* begin *

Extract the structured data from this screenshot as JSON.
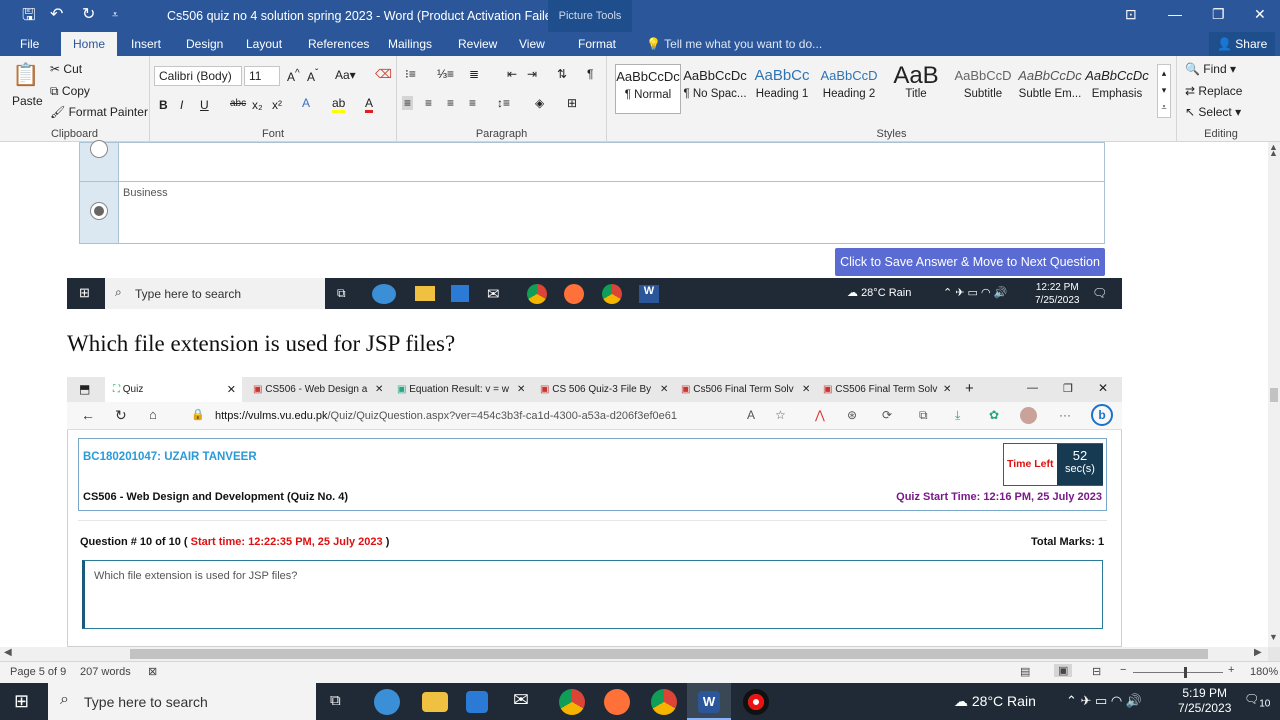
{
  "word": {
    "title": "Cs506 quiz no 4 solution spring 2023 - Word (Product Activation Failed)",
    "picture_tools": "Picture Tools",
    "tabs": [
      "File",
      "Home",
      "Insert",
      "Design",
      "Layout",
      "References",
      "Mailings",
      "Review",
      "View",
      "Format"
    ],
    "tell_me": "Tell me what you want to do...",
    "share": "Share",
    "clipboard": {
      "paste": "Paste",
      "cut": "Cut",
      "copy": "Copy",
      "format_painter": "Format Painter",
      "label": "Clipboard"
    },
    "font": {
      "name": "Calibri (Body)",
      "size": "11",
      "label": "Font"
    },
    "paragraph_label": "Paragraph",
    "styles": [
      {
        "preview": "AaBbCcDc",
        "name": "¶ Normal"
      },
      {
        "preview": "AaBbCcDc",
        "name": "¶ No Spac..."
      },
      {
        "preview": "AaBbCc",
        "name": "Heading 1"
      },
      {
        "preview": "AaBbCcD",
        "name": "Heading 2"
      },
      {
        "preview": "AaB",
        "name": "Title"
      },
      {
        "preview": "AaBbCcD",
        "name": "Subtitle"
      },
      {
        "preview": "AaBbCcDc",
        "name": "Subtle Em..."
      },
      {
        "preview": "AaBbCcDc",
        "name": "Emphasis"
      }
    ],
    "styles_label": "Styles",
    "editing": {
      "find": "Find",
      "replace": "Replace",
      "select": "Select",
      "label": "Editing"
    },
    "status": {
      "page": "Page 5 of 9",
      "words": "207 words",
      "zoom": "180%"
    }
  },
  "document": {
    "option_business": "Business",
    "save_button": "Click to Save Answer & Move to Next Question",
    "question_heading": "Which file extension is used for JSP files?"
  },
  "inner_taskbar": {
    "search": "Type here to search",
    "weather": "28°C  Rain",
    "time": "12:22 PM",
    "date": "7/25/2023"
  },
  "browser": {
    "tabs": [
      "Quiz",
      "CS506 - Web Design a",
      "Equation Result: v = w",
      "CS 506 Quiz-3 File By",
      "Cs506 Final Term Solv",
      "CS506 Final Term Solv"
    ],
    "url_host": "https://vulms.vu.edu.pk",
    "url_path": "/Quiz/QuizQuestion.aspx?ver=454c3b3f-ca1d-4300-a53a-d206f3ef0e61",
    "student": "BC180201047: UZAIR TANVEER",
    "course": "CS506 - Web Design and Development (Quiz No. 4)",
    "time_left_label": "Time Left",
    "time_left_value": "52",
    "time_left_unit": "sec(s)",
    "quiz_start": "Quiz Start Time: 12:16 PM, 25 July 2023",
    "question_num": "Question # 10 of 10 (",
    "start_time": "Start time: 12:22:35 PM, 25 July 2023",
    "close_paren": ")",
    "total_marks": "Total Marks: 1",
    "question_text": "Which file extension is used for JSP files?"
  },
  "taskbar": {
    "search": "Type here to search",
    "weather": "28°C  Rain",
    "time": "5:19 PM",
    "date": "7/25/2023",
    "notif": "10"
  }
}
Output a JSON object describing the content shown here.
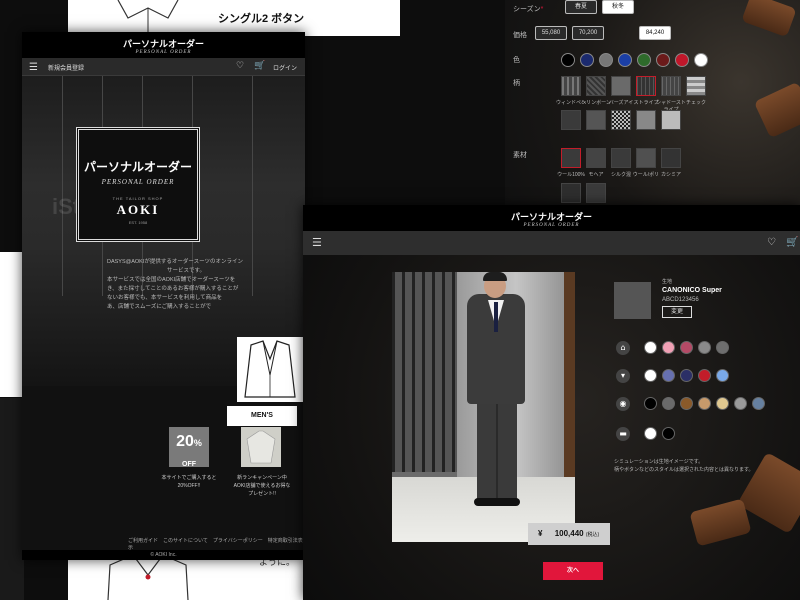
{
  "sheet": {
    "title": "シングル2 ボタン",
    "bottom_text": "ように。"
  },
  "configurator": {
    "rows": [
      {
        "label": "シーズン",
        "required": "*"
      },
      {
        "label": "価格"
      },
      {
        "label": "色"
      },
      {
        "label": "柄"
      },
      {
        "label": "素材"
      }
    ],
    "season_options": [
      "春夏",
      "秋冬"
    ],
    "price_options": [
      "55,080",
      "70,200",
      "84,240"
    ],
    "color_swatches": [
      "#000000",
      "#1b2a6e",
      "#777777",
      "#1b3fa6",
      "#2e6b2b",
      "#6b1a1a",
      "#c0172a",
      "#ffffff"
    ],
    "pattern_labels": [
      "ウィンドペン",
      "ヘリンボーン",
      "バーズアイ",
      "ストライプ",
      "シャドーストライプ",
      "チェック"
    ],
    "material_labels": [
      "ウール100%",
      "モヘア",
      "シルク混",
      "ウール/ポリ",
      "カシミア"
    ]
  },
  "landing": {
    "header_logo": "パーソナルオーダー",
    "header_sub": "PERSONAL ORDER",
    "nav_register": "新規会員登録",
    "nav_login": "ログイン",
    "watermark": "iStock",
    "hero_logo_ja": "パーソナルオーダー",
    "hero_logo_en": "PERSONAL ORDER",
    "hero_tailor": "THE TAILOR SHOP",
    "hero_brand": "AOKI",
    "hero_since": "EST. 1958",
    "desc_lines": [
      "DASYS@AOKIが提供するオーダースーツのオンライン",
      "サービスです。",
      "本サービスでは全国のAOKI店舗でオーダースーツを",
      "き、また採寸してことのあるお客様が購入することが",
      "ないお客様でも、本サービスを利用して商品を",
      "あ、店舗でスムーズにご購入することがで"
    ],
    "mens_button": "MEN'S",
    "promo1_big": "20",
    "promo1_pct": "%",
    "promo1_off": "OFF",
    "promo1_text_1": "本サイトでご購入すると",
    "promo1_text_2": "20%OFF!!",
    "promo2_text_1": "新ランキャンペーン中",
    "promo2_text_2": "AOKI店舗で使えるお得な",
    "promo2_text_3": "プレゼント!!",
    "footer_links": "ご利用ガイド　このサイトについて　プライバシーポリシー　特定商取引法表示",
    "copyright": "© AOKI Inc."
  },
  "product": {
    "header_logo": "パーソナルオーダー",
    "header_sub": "PERSONAL ORDER",
    "fabric_label": "生地",
    "fabric_name": "CANONICO Super",
    "fabric_code": "ABCD123456",
    "change_button": "変更",
    "option_rows": [
      {
        "icon": "jacket-icon",
        "swatches": [
          "#ffffff",
          "#f0a0b5",
          "#b44a66",
          "#8a8a8a",
          "#6e6e6e"
        ]
      },
      {
        "icon": "tie-icon",
        "swatches": [
          "#ffffff",
          "#6670b0",
          "#2b2f66",
          "#c21d2a",
          "#7aa9e8"
        ]
      },
      {
        "icon": "button-icon",
        "swatches": [
          "#000000",
          "#6a6a6a",
          "#8a5a2a",
          "#c79a6b",
          "#e0c890",
          "#9a9a9a",
          "#6680a0"
        ]
      },
      {
        "icon": "shoe-icon",
        "swatches": [
          "#ffffff",
          "#000000"
        ]
      }
    ],
    "price_symbol": "¥",
    "price": "100,440",
    "price_tax": "(税込)",
    "note_1": "シミュレーションは生地イメージです。",
    "note_2": "柄やボタンなどのスタイルは選択された内容とは異なります。",
    "next_button": "次へ"
  }
}
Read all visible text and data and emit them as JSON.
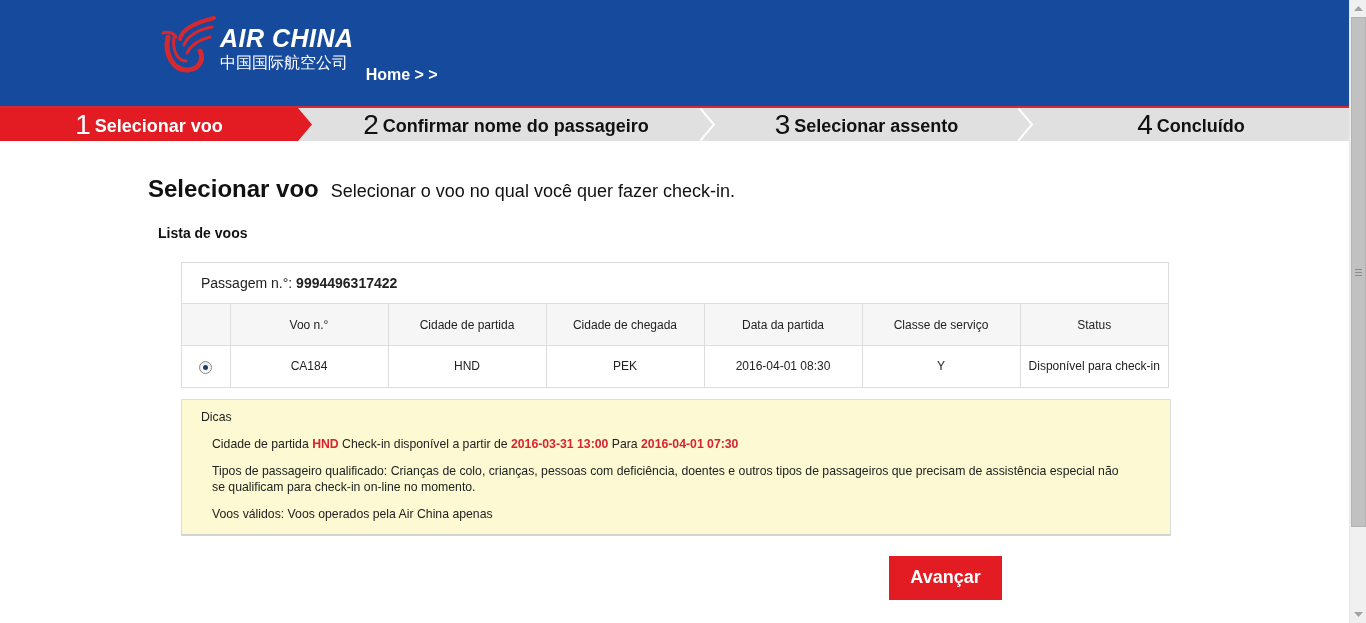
{
  "header": {
    "logo": {
      "wordmark": "AIR CHINA",
      "chinese_name": "中国国际航空公司"
    },
    "breadcrumb": "Home > >"
  },
  "steps": [
    {
      "number": "1",
      "label": "Selecionar voo",
      "selected": true
    },
    {
      "number": "2",
      "label": "Confirmar nome do passageiro",
      "selected": false
    },
    {
      "number": "3",
      "label": "Selecionar assento",
      "selected": false
    },
    {
      "number": "4",
      "label": "Concluído",
      "selected": false
    }
  ],
  "page": {
    "title": "Selecionar voo",
    "subtitle": "Selecionar o voo no qual você quer fazer check-in."
  },
  "flight_list": {
    "title": "Lista de voos",
    "ticket": "Passagem n.°: **9994496317422**",
    "columns": [
      "Voo n.°",
      "Cidade de partida",
      "Cidade de chegada",
      "Data da partida",
      "Classe de serviço",
      "Status"
    ],
    "rows": [
      {
        "selected": true,
        "cells": [
          "CA184",
          "HND",
          "PEK",
          "2016-04-01 08:30",
          "Y",
          "Disponível para check-in"
        ]
      }
    ]
  },
  "tips": {
    "title": "Dicas",
    "items": [
      "Cidade de partida **HND** Check-in disponível a partir de **2016-03-31 13:00** Para **2016-04-01 07:30**",
      "Tipos de passageiro qualificado: Crianças de colo, crianças, pessoas com deficiência, doentes e outros tipos de passageiros que precisam de assistência especial não se qualificam para check-in on-line no momento.",
      "Voos válidos: Voos operados pela Air China apenas"
    ]
  },
  "next_button": "Avançar"
}
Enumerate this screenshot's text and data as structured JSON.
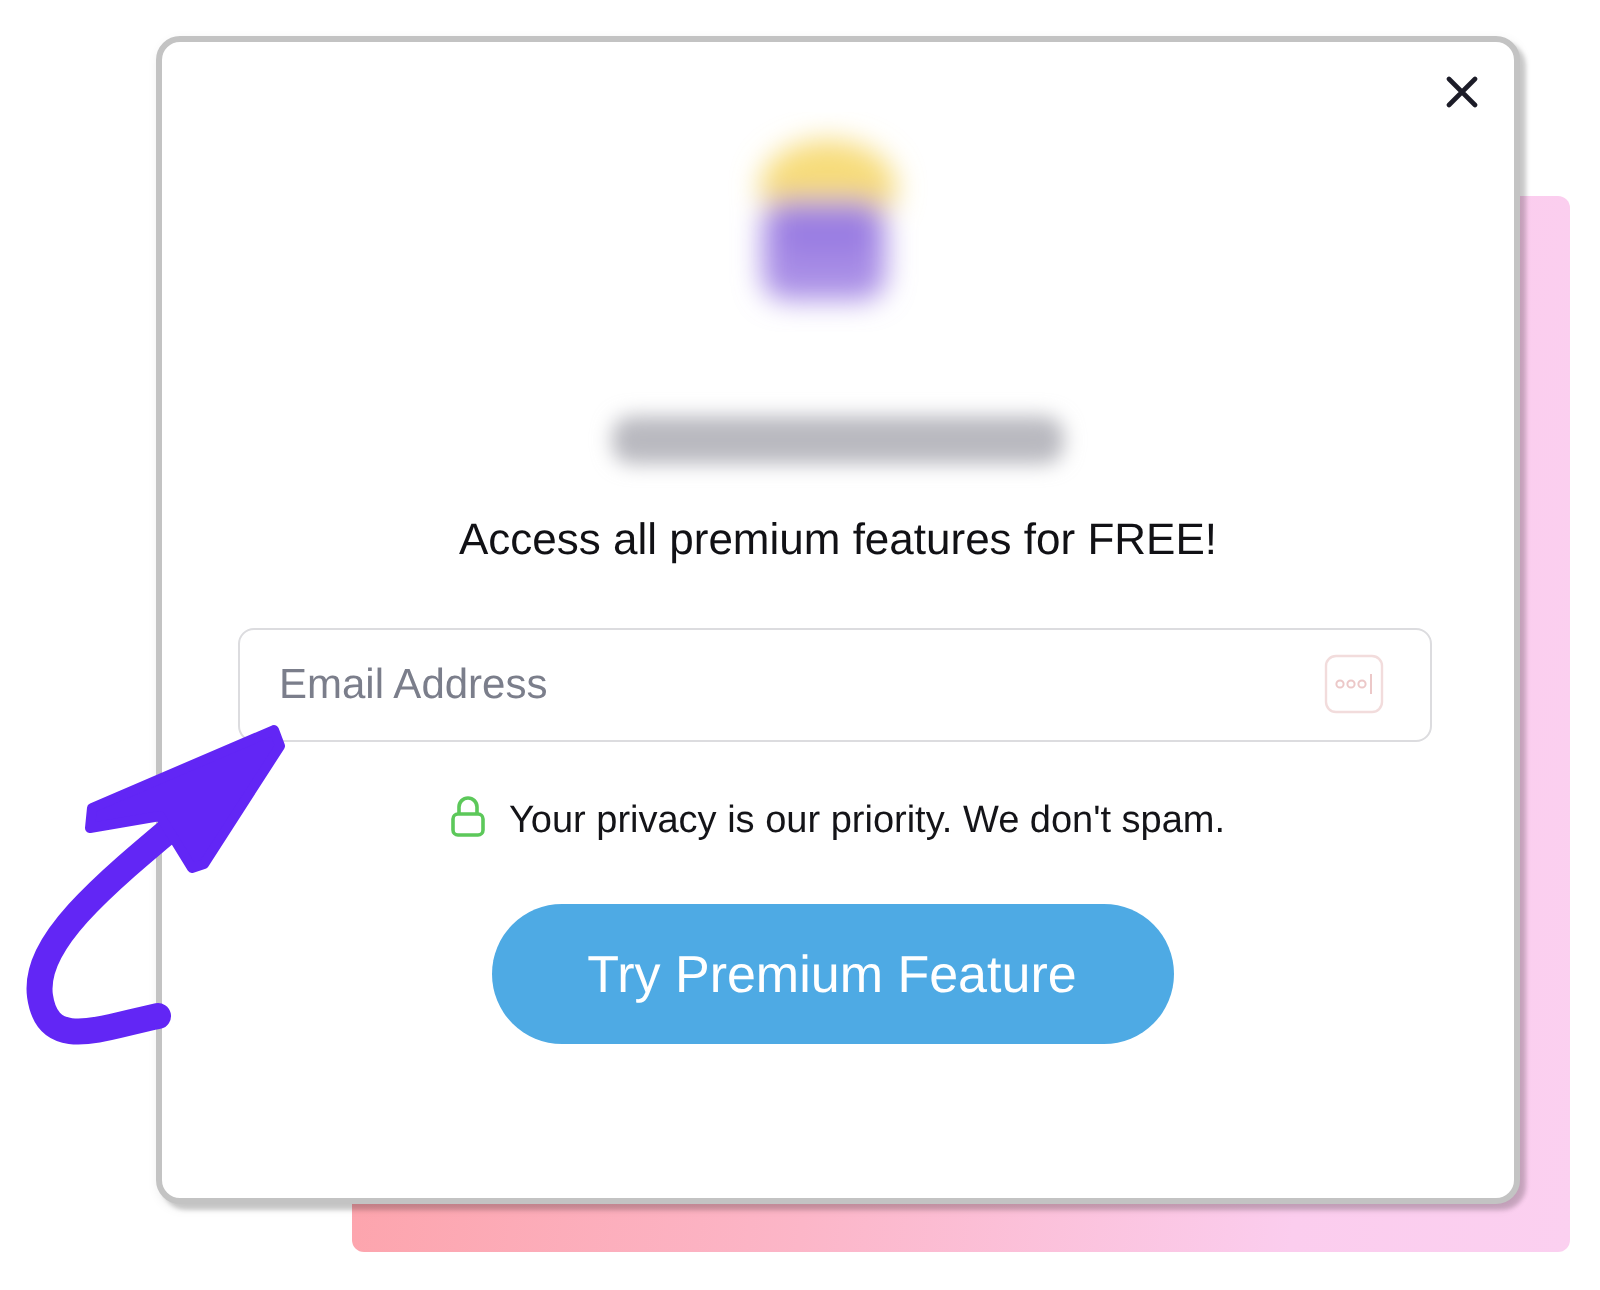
{
  "dialog": {
    "headline": "Access all premium features for FREE!",
    "email_field": {
      "placeholder": "Email Address"
    },
    "privacy_note": "Your privacy is our priority. We don't spam.",
    "submit_button": "Try Premium Feature"
  }
}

* end *

What the task requires → Pick out all lines containing the string "JSON".

Solution to this task →
Extract the structured data from this screenshot as JSON.
Output a JSON object describing the content shown here.
Read all visible text and data and emit them as JSON.
Enumerate this screenshot's text and data as structured JSON.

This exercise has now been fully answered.